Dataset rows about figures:
_ _ _ _ _
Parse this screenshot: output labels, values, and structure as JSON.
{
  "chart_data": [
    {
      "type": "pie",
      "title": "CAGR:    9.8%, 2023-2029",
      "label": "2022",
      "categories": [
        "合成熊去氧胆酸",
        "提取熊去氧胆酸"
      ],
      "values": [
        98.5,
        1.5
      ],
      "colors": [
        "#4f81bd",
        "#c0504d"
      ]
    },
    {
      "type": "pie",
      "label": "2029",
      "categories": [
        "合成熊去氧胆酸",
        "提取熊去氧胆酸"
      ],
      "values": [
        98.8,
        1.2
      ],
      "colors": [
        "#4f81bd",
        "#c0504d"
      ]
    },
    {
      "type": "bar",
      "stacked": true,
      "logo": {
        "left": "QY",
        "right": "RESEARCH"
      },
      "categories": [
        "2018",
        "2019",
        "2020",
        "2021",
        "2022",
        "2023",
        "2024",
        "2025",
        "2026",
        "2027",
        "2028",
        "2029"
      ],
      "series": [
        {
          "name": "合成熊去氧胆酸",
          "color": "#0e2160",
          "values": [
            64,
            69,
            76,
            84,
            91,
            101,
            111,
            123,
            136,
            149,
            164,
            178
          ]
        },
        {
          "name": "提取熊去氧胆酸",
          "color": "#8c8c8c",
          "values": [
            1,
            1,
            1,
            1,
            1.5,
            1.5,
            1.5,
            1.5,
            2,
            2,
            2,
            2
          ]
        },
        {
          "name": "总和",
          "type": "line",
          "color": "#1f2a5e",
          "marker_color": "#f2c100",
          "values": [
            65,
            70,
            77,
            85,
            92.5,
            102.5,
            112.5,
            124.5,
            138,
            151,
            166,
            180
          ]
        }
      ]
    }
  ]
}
_ _ _ _ _
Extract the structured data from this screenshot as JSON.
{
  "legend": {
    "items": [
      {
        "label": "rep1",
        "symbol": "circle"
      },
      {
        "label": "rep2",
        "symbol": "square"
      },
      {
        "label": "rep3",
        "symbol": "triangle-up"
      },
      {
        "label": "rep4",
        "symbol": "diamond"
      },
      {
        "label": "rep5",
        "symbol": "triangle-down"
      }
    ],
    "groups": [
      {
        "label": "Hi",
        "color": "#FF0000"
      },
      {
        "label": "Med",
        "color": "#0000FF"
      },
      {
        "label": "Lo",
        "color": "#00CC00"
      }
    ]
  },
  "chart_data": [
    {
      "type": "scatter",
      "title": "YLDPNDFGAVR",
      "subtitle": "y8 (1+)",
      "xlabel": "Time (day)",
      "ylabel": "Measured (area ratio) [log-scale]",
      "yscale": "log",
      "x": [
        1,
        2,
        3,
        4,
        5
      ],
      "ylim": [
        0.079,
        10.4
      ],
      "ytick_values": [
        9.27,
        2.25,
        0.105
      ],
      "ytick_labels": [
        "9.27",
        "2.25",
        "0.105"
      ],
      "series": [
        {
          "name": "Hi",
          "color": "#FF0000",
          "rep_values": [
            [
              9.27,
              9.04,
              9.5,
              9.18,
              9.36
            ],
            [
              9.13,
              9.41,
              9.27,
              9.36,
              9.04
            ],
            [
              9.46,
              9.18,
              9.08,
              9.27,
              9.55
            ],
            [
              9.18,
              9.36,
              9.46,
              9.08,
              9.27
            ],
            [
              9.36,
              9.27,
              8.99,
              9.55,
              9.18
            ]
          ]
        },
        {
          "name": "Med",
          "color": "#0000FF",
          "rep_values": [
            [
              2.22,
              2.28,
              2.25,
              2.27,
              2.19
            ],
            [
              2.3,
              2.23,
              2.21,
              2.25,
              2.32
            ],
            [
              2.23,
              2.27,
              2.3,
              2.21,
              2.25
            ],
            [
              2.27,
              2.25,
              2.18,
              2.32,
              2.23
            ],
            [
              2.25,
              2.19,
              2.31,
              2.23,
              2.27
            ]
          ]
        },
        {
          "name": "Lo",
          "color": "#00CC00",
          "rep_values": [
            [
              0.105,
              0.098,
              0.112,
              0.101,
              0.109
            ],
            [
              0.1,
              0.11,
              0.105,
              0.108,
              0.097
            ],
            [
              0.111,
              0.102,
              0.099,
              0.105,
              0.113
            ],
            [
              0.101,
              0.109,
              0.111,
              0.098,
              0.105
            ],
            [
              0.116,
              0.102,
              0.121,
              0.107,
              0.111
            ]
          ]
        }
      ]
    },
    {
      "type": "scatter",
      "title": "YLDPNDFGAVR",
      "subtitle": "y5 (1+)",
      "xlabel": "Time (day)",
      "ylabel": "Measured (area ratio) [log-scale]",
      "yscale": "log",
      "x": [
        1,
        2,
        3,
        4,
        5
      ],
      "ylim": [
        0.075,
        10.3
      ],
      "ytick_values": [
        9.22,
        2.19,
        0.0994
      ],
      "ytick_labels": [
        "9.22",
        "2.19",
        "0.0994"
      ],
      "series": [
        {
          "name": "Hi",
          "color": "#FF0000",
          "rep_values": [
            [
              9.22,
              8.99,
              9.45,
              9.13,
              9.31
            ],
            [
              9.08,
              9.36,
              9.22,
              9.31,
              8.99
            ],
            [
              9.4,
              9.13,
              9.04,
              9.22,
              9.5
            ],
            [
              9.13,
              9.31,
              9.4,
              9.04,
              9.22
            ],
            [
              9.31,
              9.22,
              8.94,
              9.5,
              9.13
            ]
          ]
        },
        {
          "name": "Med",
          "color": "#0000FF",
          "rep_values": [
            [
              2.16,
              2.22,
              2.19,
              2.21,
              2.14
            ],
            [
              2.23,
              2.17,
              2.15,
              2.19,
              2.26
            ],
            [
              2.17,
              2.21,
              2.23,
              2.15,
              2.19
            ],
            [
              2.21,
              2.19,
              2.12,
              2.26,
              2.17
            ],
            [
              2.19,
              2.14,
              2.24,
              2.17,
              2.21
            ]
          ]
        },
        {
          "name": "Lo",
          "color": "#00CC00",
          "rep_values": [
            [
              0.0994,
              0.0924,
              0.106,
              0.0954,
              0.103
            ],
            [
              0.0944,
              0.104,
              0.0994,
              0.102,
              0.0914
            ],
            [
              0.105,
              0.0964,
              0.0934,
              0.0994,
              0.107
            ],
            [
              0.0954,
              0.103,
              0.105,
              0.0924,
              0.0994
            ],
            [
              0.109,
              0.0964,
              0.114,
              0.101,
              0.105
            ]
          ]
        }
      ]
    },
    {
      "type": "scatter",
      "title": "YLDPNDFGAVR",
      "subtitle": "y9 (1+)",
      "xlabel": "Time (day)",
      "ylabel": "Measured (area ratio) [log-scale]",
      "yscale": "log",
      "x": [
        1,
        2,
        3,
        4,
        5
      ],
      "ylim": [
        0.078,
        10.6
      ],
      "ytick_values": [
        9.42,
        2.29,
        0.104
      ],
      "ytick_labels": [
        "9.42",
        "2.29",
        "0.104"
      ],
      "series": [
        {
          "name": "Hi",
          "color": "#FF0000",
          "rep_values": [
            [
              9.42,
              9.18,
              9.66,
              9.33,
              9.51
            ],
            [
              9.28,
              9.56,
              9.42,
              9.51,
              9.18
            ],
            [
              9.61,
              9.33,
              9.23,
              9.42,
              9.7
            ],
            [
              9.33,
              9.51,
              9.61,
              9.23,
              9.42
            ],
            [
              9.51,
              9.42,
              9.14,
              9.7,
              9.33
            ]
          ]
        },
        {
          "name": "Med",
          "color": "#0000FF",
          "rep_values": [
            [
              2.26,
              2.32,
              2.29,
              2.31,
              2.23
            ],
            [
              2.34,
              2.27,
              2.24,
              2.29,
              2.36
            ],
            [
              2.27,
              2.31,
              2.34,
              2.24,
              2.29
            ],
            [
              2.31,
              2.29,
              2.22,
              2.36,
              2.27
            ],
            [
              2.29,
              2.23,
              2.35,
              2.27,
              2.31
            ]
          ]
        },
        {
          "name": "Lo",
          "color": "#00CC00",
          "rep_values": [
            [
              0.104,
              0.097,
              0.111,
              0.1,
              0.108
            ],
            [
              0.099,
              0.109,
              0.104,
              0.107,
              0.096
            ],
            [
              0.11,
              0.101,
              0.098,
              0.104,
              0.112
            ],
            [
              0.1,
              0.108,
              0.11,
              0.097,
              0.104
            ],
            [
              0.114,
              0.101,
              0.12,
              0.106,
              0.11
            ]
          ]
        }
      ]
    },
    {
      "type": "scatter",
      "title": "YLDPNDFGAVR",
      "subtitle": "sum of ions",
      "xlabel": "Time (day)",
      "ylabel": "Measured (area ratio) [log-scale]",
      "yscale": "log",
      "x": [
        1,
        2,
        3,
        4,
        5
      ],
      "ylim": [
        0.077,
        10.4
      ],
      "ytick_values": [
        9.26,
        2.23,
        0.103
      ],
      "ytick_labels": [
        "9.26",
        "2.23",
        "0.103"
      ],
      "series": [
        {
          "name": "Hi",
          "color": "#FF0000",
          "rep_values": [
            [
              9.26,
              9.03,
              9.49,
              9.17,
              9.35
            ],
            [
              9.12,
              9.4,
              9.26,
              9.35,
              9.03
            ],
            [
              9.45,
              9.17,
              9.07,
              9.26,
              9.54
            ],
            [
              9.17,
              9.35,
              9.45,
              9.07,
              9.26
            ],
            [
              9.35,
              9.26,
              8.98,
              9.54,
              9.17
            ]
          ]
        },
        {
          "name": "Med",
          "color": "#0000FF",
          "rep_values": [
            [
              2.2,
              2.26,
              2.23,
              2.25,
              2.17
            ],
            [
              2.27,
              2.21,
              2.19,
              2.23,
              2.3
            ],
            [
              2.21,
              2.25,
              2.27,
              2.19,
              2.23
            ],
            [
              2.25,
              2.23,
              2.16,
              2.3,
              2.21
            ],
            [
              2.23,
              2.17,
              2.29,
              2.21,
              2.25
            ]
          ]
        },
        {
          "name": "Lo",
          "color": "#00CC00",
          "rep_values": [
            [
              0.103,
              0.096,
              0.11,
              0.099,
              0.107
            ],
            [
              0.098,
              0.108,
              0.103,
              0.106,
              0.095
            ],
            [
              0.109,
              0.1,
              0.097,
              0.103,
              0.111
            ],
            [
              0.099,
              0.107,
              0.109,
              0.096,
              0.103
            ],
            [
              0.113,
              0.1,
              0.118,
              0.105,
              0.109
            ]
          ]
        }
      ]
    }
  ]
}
_ _ _ _ _
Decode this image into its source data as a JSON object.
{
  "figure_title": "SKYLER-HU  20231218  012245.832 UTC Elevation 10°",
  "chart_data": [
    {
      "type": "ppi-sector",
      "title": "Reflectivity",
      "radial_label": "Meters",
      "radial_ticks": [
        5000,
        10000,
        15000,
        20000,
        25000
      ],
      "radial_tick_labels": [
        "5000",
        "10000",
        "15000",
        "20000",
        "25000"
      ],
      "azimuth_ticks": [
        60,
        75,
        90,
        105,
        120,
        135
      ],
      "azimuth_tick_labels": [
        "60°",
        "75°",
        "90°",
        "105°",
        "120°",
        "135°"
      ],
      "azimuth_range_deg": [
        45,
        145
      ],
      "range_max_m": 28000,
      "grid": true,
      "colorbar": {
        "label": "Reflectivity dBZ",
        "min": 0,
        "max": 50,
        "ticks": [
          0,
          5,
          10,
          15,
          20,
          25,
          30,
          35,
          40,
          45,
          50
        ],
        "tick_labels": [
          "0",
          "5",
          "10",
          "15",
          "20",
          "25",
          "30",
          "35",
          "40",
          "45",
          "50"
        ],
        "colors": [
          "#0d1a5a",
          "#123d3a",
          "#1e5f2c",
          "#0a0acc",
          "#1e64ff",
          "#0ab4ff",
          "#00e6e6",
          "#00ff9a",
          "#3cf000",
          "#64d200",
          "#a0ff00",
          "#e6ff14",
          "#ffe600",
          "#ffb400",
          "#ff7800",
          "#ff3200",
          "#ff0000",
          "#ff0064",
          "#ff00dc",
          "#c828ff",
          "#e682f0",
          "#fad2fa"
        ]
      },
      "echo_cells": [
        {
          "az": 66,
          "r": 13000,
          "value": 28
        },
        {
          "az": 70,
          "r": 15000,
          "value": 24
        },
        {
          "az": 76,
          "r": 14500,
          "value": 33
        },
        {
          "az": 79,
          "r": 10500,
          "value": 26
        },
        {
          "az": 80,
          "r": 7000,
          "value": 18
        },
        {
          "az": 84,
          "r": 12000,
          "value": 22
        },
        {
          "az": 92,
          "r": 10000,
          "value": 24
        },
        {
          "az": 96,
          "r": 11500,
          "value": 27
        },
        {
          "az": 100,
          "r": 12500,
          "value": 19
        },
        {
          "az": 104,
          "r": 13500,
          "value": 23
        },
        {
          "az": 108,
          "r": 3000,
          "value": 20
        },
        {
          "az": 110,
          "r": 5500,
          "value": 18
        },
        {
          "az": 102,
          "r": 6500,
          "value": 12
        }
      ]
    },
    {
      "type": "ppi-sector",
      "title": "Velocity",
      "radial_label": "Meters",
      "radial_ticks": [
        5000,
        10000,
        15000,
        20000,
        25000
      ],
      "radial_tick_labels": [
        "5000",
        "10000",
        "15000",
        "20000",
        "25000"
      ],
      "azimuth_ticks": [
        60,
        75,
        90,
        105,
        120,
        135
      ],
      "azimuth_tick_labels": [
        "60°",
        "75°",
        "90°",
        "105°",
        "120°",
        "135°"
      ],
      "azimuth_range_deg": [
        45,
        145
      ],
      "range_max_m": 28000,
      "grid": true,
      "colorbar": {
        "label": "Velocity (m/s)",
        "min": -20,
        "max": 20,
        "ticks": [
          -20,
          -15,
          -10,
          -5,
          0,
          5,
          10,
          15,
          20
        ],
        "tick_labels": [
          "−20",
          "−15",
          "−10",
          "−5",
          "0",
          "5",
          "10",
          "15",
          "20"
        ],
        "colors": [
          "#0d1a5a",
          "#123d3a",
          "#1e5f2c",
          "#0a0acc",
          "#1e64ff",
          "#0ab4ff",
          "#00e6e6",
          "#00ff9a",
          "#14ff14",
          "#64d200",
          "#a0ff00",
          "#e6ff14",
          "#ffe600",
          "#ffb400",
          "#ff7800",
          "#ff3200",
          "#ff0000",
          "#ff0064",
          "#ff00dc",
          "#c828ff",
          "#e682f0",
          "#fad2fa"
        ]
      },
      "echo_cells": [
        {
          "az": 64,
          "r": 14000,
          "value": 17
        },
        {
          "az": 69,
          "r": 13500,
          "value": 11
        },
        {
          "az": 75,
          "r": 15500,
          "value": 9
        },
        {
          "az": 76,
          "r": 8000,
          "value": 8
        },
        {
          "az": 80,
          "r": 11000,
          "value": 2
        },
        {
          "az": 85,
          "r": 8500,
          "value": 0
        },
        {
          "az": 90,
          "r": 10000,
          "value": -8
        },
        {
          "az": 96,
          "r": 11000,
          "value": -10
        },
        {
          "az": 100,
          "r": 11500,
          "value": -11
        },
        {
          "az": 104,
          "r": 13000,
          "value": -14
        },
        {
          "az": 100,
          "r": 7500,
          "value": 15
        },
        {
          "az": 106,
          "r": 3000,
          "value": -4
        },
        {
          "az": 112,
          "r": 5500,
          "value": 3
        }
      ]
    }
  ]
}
_ _ _ _ _
WHAT IS BEING ASKED:
What is the number of lines holding the word "screenshot"? State it alone.

SOLUTION TO THIS TASK:
2